**Work instructions:**
Scan the data below. Pull out each line where "type" occurs.

**Material for this task:**

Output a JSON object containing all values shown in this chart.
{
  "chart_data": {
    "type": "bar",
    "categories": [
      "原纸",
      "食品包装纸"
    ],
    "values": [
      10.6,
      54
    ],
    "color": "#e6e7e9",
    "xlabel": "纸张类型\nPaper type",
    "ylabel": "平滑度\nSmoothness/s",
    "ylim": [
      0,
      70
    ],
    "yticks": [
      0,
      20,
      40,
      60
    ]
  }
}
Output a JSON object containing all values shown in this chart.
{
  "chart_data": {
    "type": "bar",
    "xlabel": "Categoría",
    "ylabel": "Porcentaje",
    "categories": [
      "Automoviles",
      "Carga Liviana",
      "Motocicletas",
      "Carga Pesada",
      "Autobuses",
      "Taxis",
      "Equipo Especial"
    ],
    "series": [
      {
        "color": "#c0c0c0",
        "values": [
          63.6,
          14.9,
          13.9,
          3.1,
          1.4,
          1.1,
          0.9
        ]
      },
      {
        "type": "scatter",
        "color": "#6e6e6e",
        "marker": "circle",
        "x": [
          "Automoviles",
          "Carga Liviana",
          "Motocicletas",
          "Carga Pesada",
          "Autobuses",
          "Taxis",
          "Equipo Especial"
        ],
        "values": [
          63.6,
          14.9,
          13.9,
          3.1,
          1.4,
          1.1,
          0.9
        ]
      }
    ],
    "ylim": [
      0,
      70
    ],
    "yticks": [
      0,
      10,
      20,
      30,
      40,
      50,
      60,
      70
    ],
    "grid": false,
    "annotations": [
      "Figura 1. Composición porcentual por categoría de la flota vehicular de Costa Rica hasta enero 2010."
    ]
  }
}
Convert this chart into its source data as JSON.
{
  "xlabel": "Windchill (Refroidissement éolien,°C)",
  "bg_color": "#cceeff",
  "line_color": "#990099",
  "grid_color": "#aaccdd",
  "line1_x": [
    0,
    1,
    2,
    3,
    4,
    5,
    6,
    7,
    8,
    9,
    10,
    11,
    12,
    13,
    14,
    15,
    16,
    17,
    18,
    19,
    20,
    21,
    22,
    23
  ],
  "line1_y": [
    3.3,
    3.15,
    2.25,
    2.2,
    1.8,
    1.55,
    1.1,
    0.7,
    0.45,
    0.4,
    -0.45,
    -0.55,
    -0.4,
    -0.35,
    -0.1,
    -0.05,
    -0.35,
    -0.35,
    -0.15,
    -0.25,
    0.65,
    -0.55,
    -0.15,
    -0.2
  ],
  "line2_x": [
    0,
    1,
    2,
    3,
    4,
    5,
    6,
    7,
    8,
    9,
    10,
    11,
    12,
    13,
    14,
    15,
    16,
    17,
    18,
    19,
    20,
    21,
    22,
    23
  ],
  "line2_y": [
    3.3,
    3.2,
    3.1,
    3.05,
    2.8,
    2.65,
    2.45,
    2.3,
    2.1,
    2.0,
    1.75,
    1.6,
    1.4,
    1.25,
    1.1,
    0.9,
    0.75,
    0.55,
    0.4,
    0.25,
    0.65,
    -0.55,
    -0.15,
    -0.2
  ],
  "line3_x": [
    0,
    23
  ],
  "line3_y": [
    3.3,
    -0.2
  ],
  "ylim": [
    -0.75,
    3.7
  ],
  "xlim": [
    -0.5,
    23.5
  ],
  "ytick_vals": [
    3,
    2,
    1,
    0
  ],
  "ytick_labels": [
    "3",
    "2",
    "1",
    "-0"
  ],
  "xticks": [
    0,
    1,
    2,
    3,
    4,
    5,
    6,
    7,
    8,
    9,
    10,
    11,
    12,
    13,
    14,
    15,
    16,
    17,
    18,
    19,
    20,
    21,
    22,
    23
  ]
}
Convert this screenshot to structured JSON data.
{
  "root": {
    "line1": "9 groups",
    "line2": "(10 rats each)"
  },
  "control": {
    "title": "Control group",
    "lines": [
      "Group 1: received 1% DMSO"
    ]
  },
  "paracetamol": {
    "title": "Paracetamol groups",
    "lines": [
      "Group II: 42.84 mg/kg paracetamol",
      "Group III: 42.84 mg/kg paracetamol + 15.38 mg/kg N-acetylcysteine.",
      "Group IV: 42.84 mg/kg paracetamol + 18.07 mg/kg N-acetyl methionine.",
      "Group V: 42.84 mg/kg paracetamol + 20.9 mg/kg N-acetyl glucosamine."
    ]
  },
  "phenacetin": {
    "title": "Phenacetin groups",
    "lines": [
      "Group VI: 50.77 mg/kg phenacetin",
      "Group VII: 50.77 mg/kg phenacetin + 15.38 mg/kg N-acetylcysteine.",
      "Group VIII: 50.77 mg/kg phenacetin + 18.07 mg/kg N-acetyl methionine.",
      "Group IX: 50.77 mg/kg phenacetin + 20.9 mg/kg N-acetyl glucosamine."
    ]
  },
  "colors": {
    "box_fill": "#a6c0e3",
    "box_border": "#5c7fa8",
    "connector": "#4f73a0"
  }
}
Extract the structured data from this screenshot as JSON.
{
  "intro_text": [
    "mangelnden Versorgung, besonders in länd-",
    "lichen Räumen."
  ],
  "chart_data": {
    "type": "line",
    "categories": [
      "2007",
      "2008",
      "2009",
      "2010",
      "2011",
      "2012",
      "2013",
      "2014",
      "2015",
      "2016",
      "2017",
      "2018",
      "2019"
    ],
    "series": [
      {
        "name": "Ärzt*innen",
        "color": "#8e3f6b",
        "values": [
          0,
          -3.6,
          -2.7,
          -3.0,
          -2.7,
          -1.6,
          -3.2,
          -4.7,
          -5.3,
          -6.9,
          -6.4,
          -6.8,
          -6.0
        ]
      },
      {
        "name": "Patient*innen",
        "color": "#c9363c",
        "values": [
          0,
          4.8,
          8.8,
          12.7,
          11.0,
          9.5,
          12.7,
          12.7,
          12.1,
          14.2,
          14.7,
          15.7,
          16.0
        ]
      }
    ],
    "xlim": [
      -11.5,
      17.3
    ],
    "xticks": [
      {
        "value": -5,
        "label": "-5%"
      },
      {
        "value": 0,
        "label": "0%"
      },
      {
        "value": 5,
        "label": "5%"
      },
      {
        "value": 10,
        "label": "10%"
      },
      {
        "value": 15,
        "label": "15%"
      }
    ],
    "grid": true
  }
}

**Result for this task:**
    "type": "bar",
    "xlabel": "纸张类型\nPaper type",
    "type": "bar",
        "type": "scatter",
    "type": "line",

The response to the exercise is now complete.